------ Input for this task ------

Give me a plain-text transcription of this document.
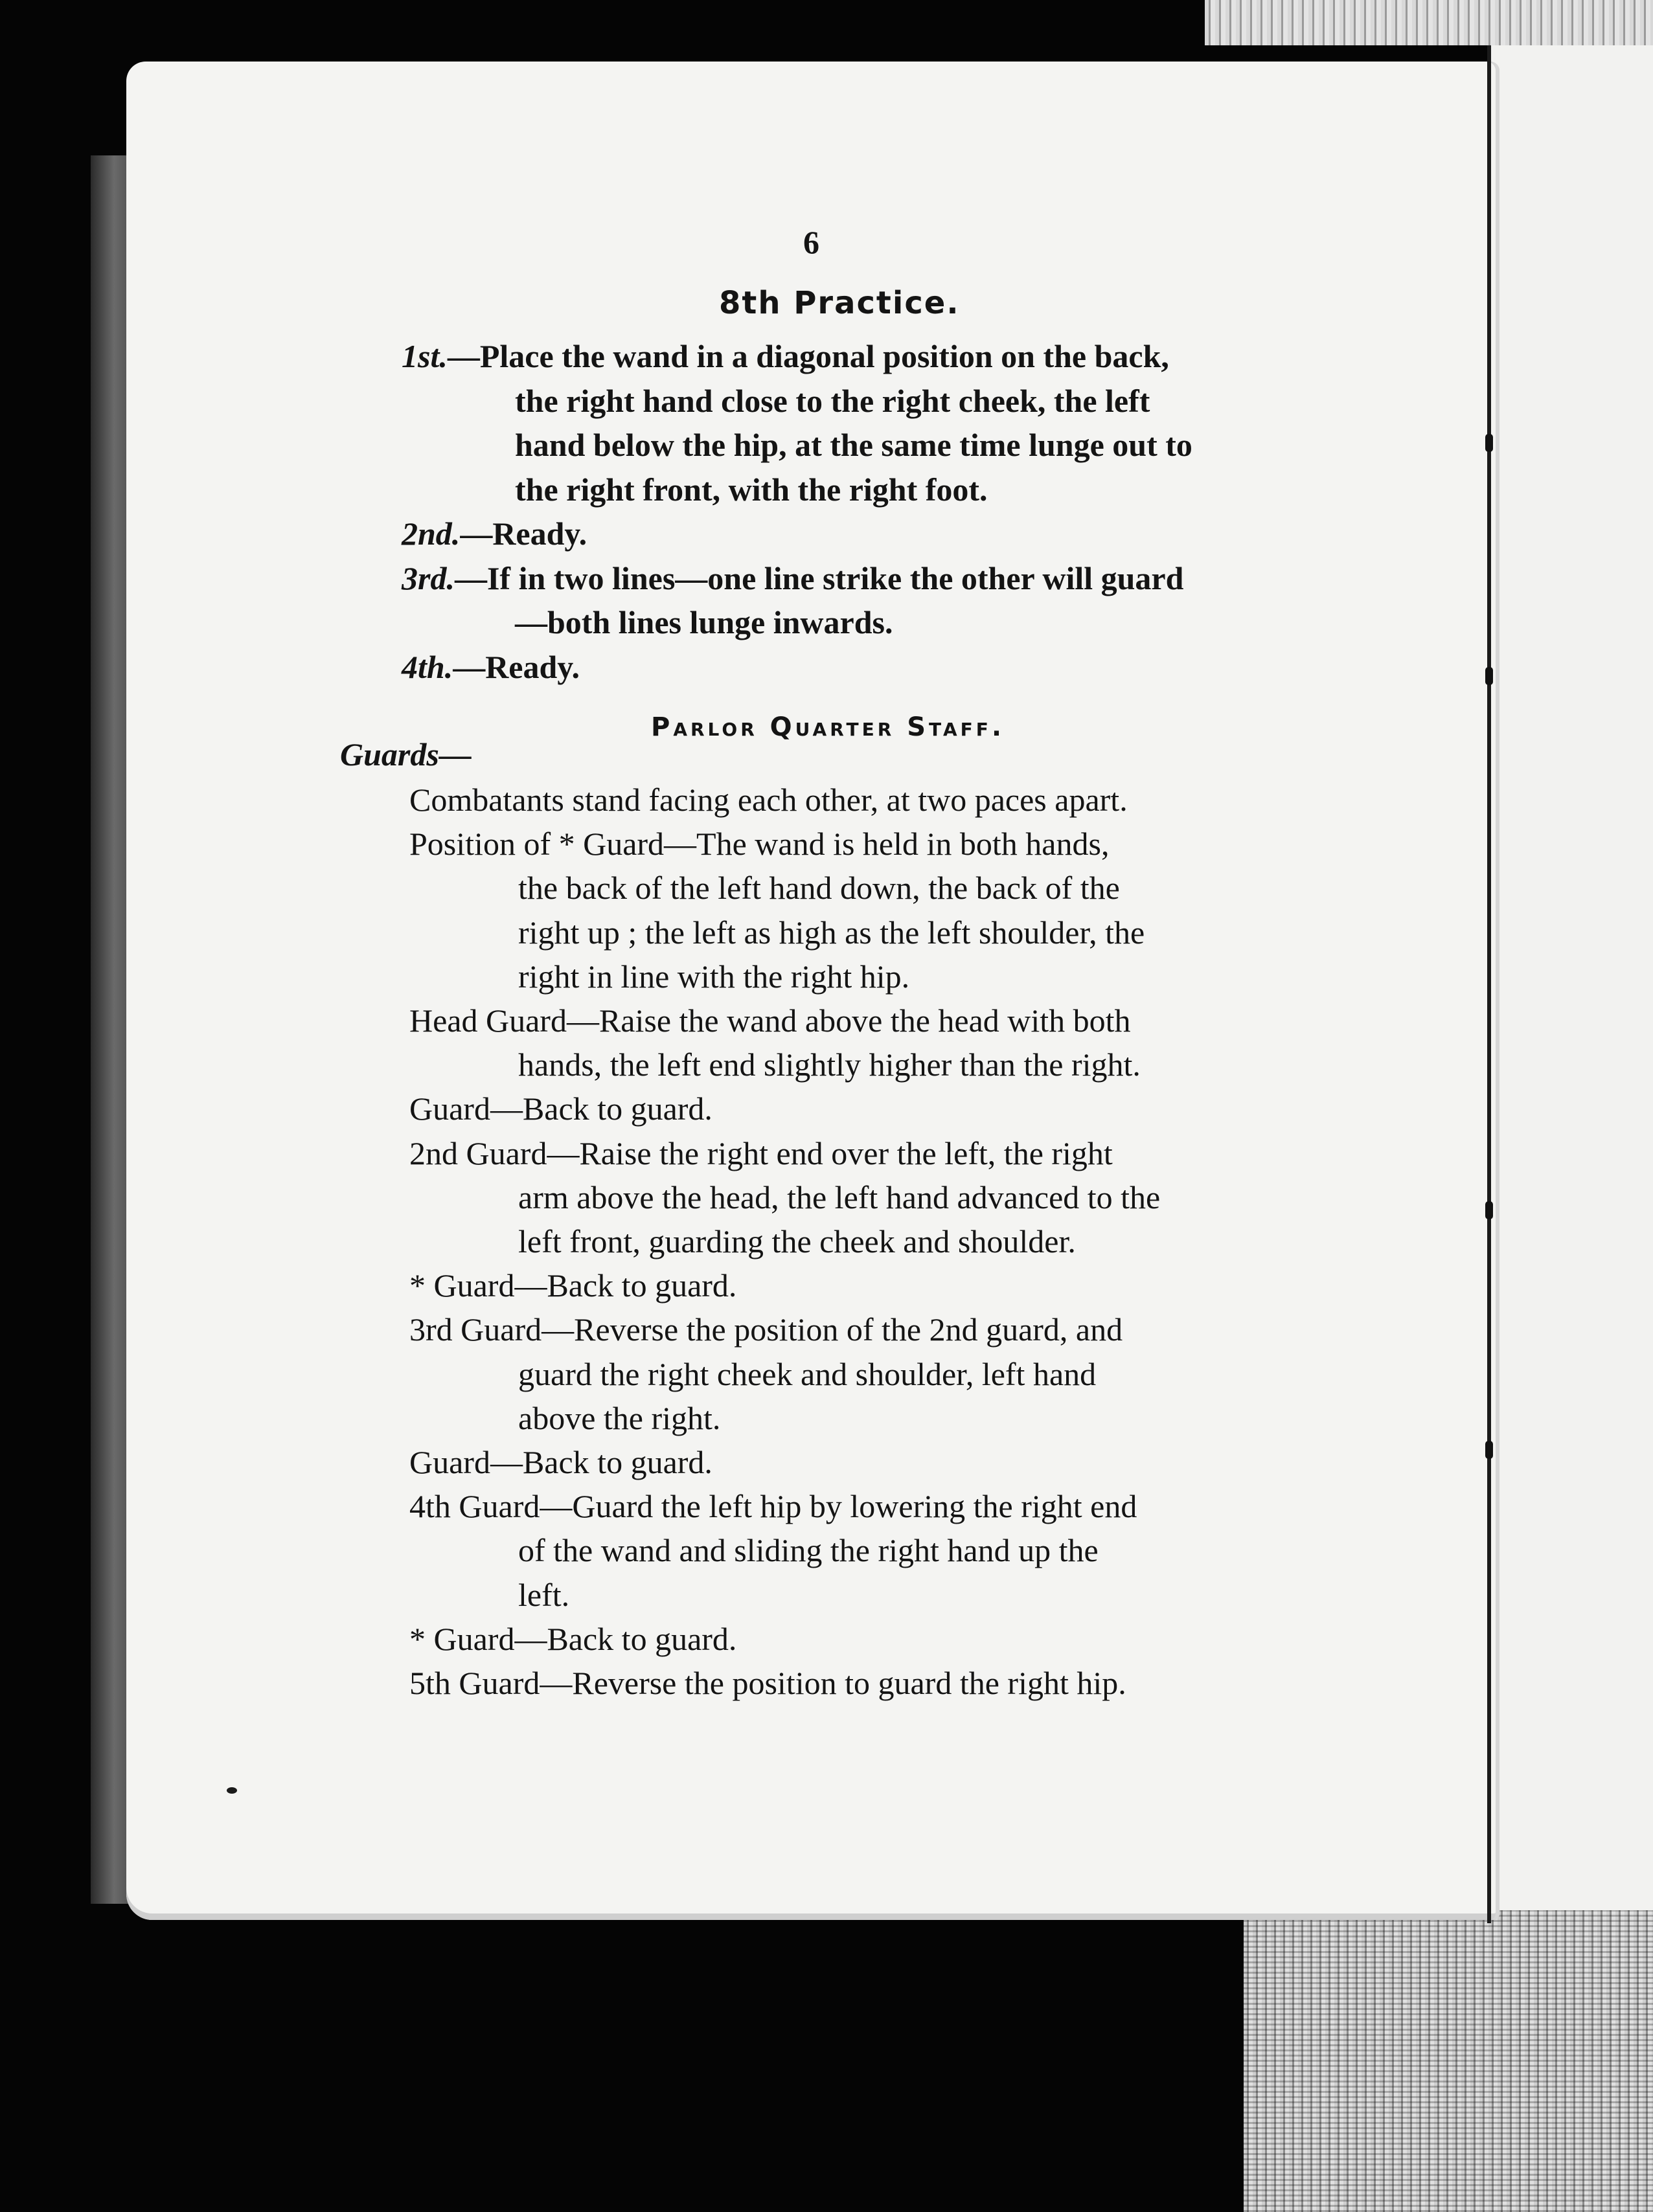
6
8th Practice.
1st.—Place the wand in a diagonal position on the back,
the right hand close to the right cheek, the left
hand below the hip, at the same time lunge out to
the right front, with the right foot.
2nd.—Ready.
3rd.—If in two lines—one line strike the other will guard
—both lines lunge inwards.
4th.—Ready.
Parlor Quarter Staff.
Guards—
Combatants stand facing each other, at two paces apart.
Position of * Guard—The wand is held in both hands,
the back of the left hand down, the back of the
right up ; the left as high as the left shoulder, the
right in line with the right hip.
Head Guard—Raise the wand above the head with both
hands, the left end slightly higher than the right.
Guard—Back to guard.
2nd Guard—Raise the right end over the left, the right
arm above the head, the left hand advanced to the
left front, guarding the cheek and shoulder.
* Guard—Back to guard.
3rd Guard—Reverse the position of the 2nd guard, and
guard the right cheek and shoulder, left hand
above the right.
Guard—Back to guard.
4th Guard—Guard the left hip by lowering the right end
of the wand and sliding the right hand up the
left.
* Guard—Back to guard.
5th Guard—Reverse the position to guard the right hip.
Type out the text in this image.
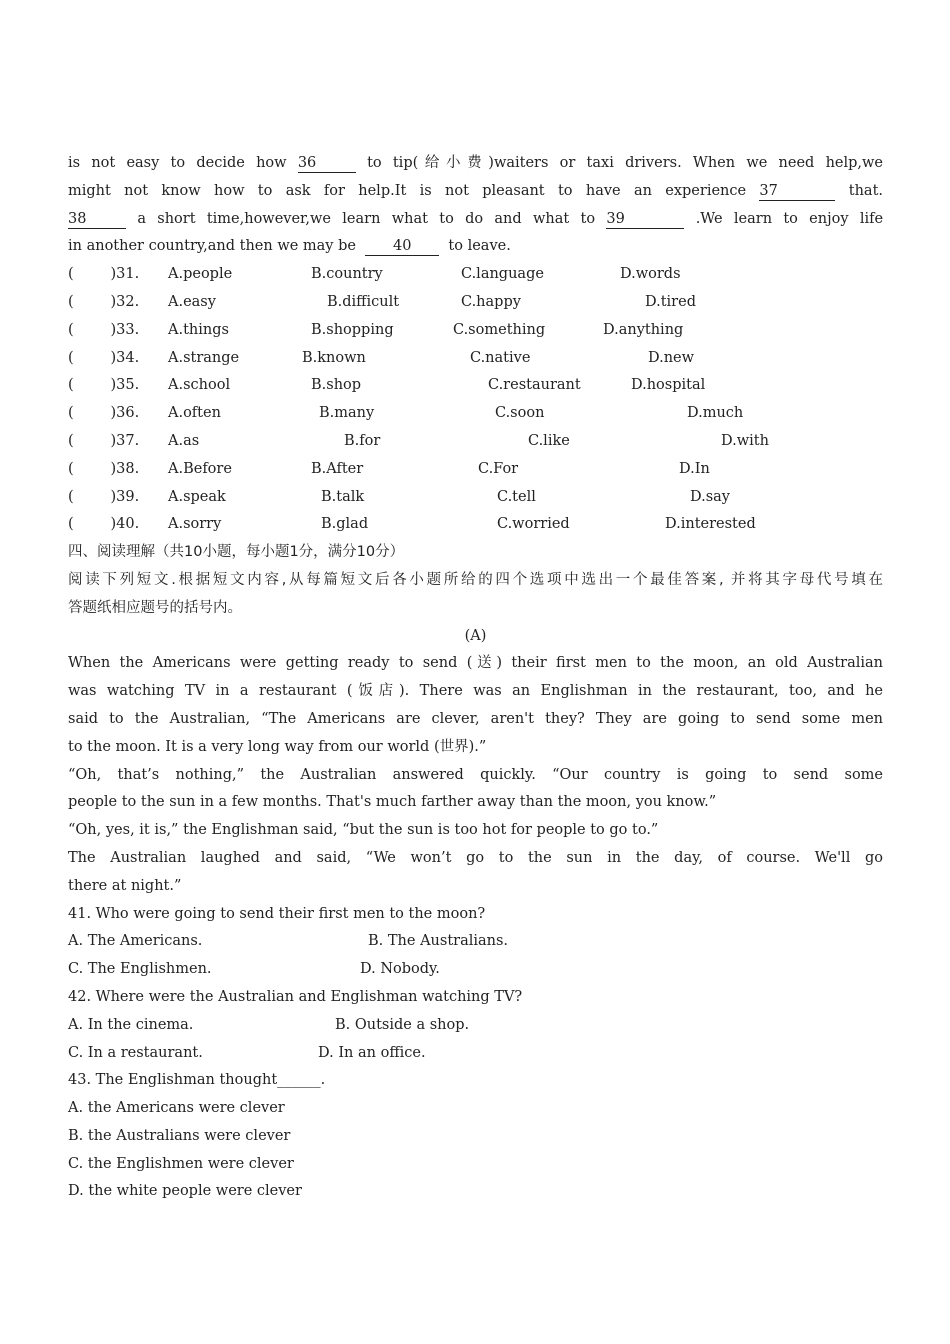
is not easy to decide how 36	to tip(给小费)waiters or taxi drivers. When we need help,we
might not know how to ask for help.It is not pleasant to have an experience 37	that.
38	a short time,however,we learn what to do and what to 39	.We learn to enjoy life
in another country,and then we may be	40	to leave.

(        )31.

A.people

	B.country

	C.language

	D.words

(        )32.

A.easy

	B.difficult

	C.happy

	D.tired

(        )33.

A.things

	B.shopping

	C.something

	D.anything

(        )34.

A.strange

	B.known

	C.native

	D.new

(        )35.

A.school

	B.shop

	C.restaurant

	D.hospital

(        )36.

A.often

	B.many

	C.soon

	D.much

(        )37.

A.as

	B.for

	C.like

	D.with

(        )38.

A.Before

	B.After

	C.For

	D.In

(        )39.

A.speak

	B.talk

	C.tell

	D.say

(        )40.

A.sorry

	B.glad

	C.worried

	D.interested

四、阅读理解（共10小题，每小题1分，满分10分）
阅读下列短文.根据短文内容,从每篇短文后各小题所给的四个选项中选出一个最佳答案, 并将其字母代号填在
答题纸相应题号的括号内。
(A)
When the Americans were getting ready to send (送) their first men to the moon, an old Australian
was watching TV in a restaurant (饭店). There was an Englishman in the restaurant, too, and he
said to the Australian, “The Americans are clever, aren't they? They are going to send some men
to the moon. It is a very long way from our world (世界).”
“Oh, that’s nothing,” the Australian answered quickly. “Our country is going to send some
people to the sun in a few months. That's much farther away than the moon, you know.”
“Oh, yes, it is,” the Englishman said, “but the sun is too hot for people to go to.”
The Australian laughed and said, “We won’t go to the sun in the day, of course. We'll go
there at night.”
41. Who were going to send their first men to the moon?

A. The Americans.

	B. The Australians.

C. The Englishmen.

	D. Nobody.

42. Where were the Australian and Englishman watching TV?

A. In the cinema.

	B. Outside a shop.

C. In a restaurant.

	D. In an office.

43. The Englishman thought______.
A. the Americans were clever
B. the Australians were clever
C. the Englishmen were clever
D. the white people were clever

------

Please write out all the data again word for word, but not the pictures.

Give me a plain-text transcription of this document.
6
8th Practice.
1st.—Place the wand in a diagonal position on the back,
the right hand close to the right cheek, the left
hand below the hip, at the same time lunge out to
the right front, with the right foot.
2nd.—Ready.
3rd.—If in two lines—one line strike the other will guard
—both lines lunge inwards.
4th.—Ready.
Parlor Quarter Staff.
Guards—
Combatants stand facing each other, at two paces apart.
Position of * Guard—The wand is held in both hands,
the back of the left hand down, the back of the
right up ; the left as high as the left shoulder, the
right in line with the right hip.
Head Guard—Raise the wand above the head with both
hands, the left end slightly higher than the right.
Guard—Back to guard.
2nd Guard—Raise the right end over the left, the right
arm above the head, the left hand advanced to the
left front, guarding the cheek and shoulder.
* Guard—Back to guard.
3rd Guard—Reverse the position of the 2nd guard, and
guard the right cheek and shoulder, left hand
above the right.
Guard—Back to guard.
4th Guard—Guard the left hip by lowering the right end
of the wand and sliding the right hand up the
left.
* Guard—Back to guard.
5th Guard—Reverse the position to guard the right hip.
Type out the text in this image.
is not easy to decide how 36	to tip(给小费)waiters or taxi drivers. When we need help,we
might not know how to ask for help.It is not pleasant to have an experience 37	that.
38	a short time,however,we learn what to do and what to 39	.We learn to enjoy life
in another country,and then we may be	40	to leave.

(        )31.

A.people

	B.country

	C.language

	D.words

(        )32.

A.easy

	B.difficult

	C.happy

	D.tired

(        )33.

A.things

	B.shopping

	C.something

	D.anything

(        )34.

A.strange

	B.known

	C.native

	D.new

(        )35.

A.school

	B.shop

	C.restaurant

	D.hospital

(        )36.

A.often

	B.many

	C.soon

	D.much

(        )37.

A.as

	B.for

	C.like

	D.with

(        )38.

A.Before

	B.After

	C.For

	D.In

(        )39.

A.speak

	B.talk

	C.tell

	D.say

(        )40.

A.sorry

	B.glad

	C.worried

	D.interested

四、阅读理解（共10小题，每小题1分，满分10分）
阅读下列短文.根据短文内容,从每篇短文后各小题所给的四个选项中选出一个最佳答案, 并将其字母代号填在
答题纸相应题号的括号内。
(A)
When the Americans were getting ready to send (送) their first men to the moon, an old Australian
was watching TV in a restaurant (饭店). There was an Englishman in the restaurant, too, and he
said to the Australian, “The Americans are clever, aren't they? They are going to send some men
to the moon. It is a very long way from our world (世界).”
“Oh, that’s nothing,” the Australian answered quickly. “Our country is going to send some
people to the sun in a few months. That's much farther away than the moon, you know.”
“Oh, yes, it is,” the Englishman said, “but the sun is too hot for people to go to.”
The Australian laughed and said, “We won’t go to the sun in the day, of course. We'll go
there at night.”
41. Who were going to send their first men to the moon?

A. The Americans.

	B. The Australians.

C. The Englishmen.

	D. Nobody.

42. Where were the Australian and Englishman watching TV?

A. In the cinema.

	B. Outside a shop.

C. In a restaurant.

	D. In an office.

43. The Englishman thought______.
A. the Americans were clever
B. the Australians were clever
C. the Englishmen were clever
D. the white people were clever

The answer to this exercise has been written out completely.